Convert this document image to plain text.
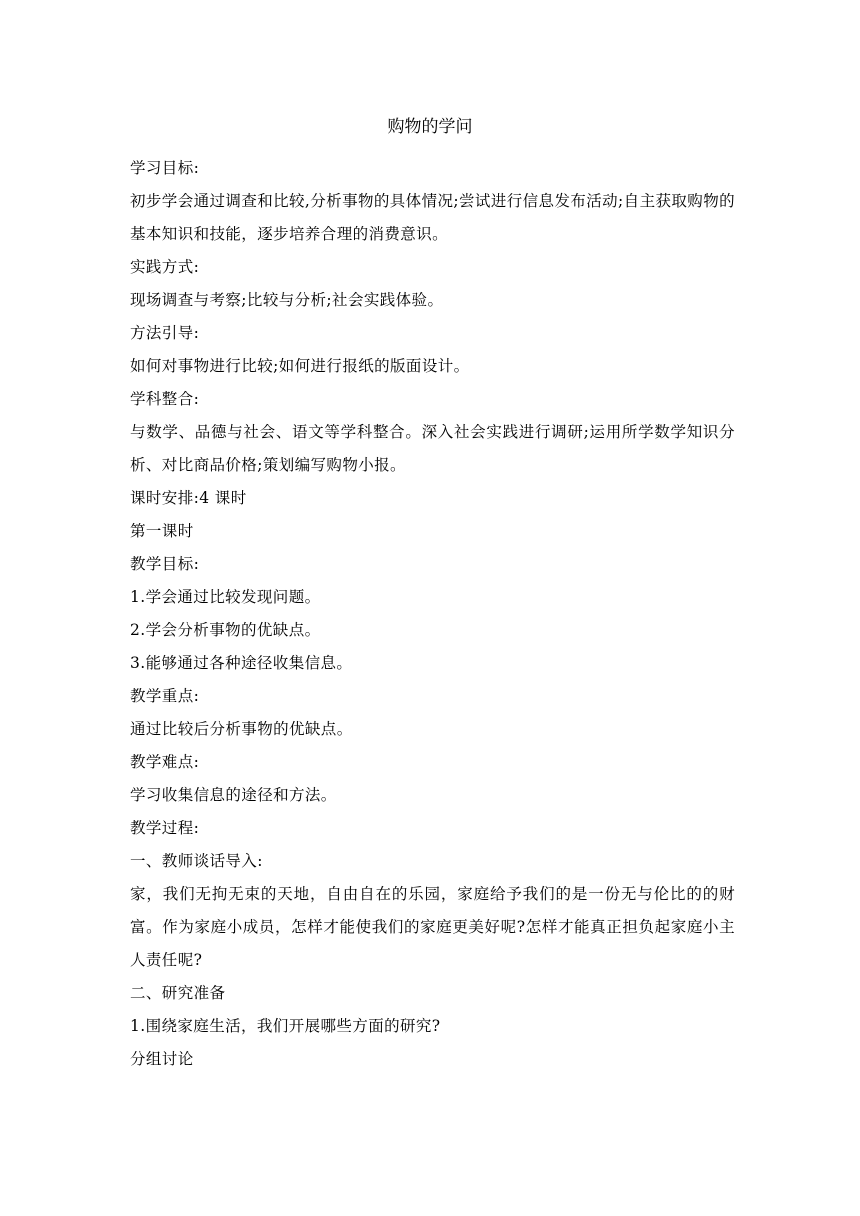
购物的学问

学习目标:

初步学会通过调查和比较,分析事物的具体情况;尝试进行信息发布活动;自主获取购物的基本知识和技能，逐步培养合理的消费意识。

实践方式:

现场调查与考察;比较与分析;社会实践体验。

方法引导:

如何对事物进行比较;如何进行报纸的版面设计。

学科整合:

与数学、品德与社会、语文等学科整合。深入社会实践进行调研;运用所学数学知识分析、对比商品价格;策划编写购物小报。

课时安排:4 课时

第一课时

教学目标:

1.学会通过比较发现问题。

2.学会分析事物的优缺点。

3.能够通过各种途径收集信息。

教学重点:

通过比较后分析事物的优缺点。

教学难点:

学习收集信息的途径和方法。

教学过程:

一、教师谈话导入:

家，我们无拘无束的天地，自由自在的乐园，家庭给予我们的是一份无与伦比的的财富。作为家庭小成员，怎样才能使我们的家庭更美好呢?怎样才能真正担负起家庭小主人责任呢?

二、研究准备

1.围绕家庭生活，我们开展哪些方面的研究?

分组讨论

§

Leaving aside the images, write out the entries above word for word.

Convert this document image to plain text.
购物的学问

学习目标:

初步学会通过调查和比较,分析事物的具体情况;尝试进行信息发布活动;自主获取购物的基本知识和技能，逐步培养合理的消费意识。

实践方式:

现场调查与考察;比较与分析;社会实践体验。

方法引导:

如何对事物进行比较;如何进行报纸的版面设计。

学科整合:

与数学、品德与社会、语文等学科整合。深入社会实践进行调研;运用所学数学知识分析、对比商品价格;策划编写购物小报。

课时安排:4 课时

第一课时

教学目标:

1.学会通过比较发现问题。

2.学会分析事物的优缺点。

3.能够通过各种途径收集信息。

教学重点:

通过比较后分析事物的优缺点。

教学难点:

学习收集信息的途径和方法。

教学过程:

一、教师谈话导入:

家，我们无拘无束的天地，自由自在的乐园，家庭给予我们的是一份无与伦比的的财富。作为家庭小成员，怎样才能使我们的家庭更美好呢?怎样才能真正担负起家庭小主人责任呢?

二、研究准备

1.围绕家庭生活，我们开展哪些方面的研究?

分组讨论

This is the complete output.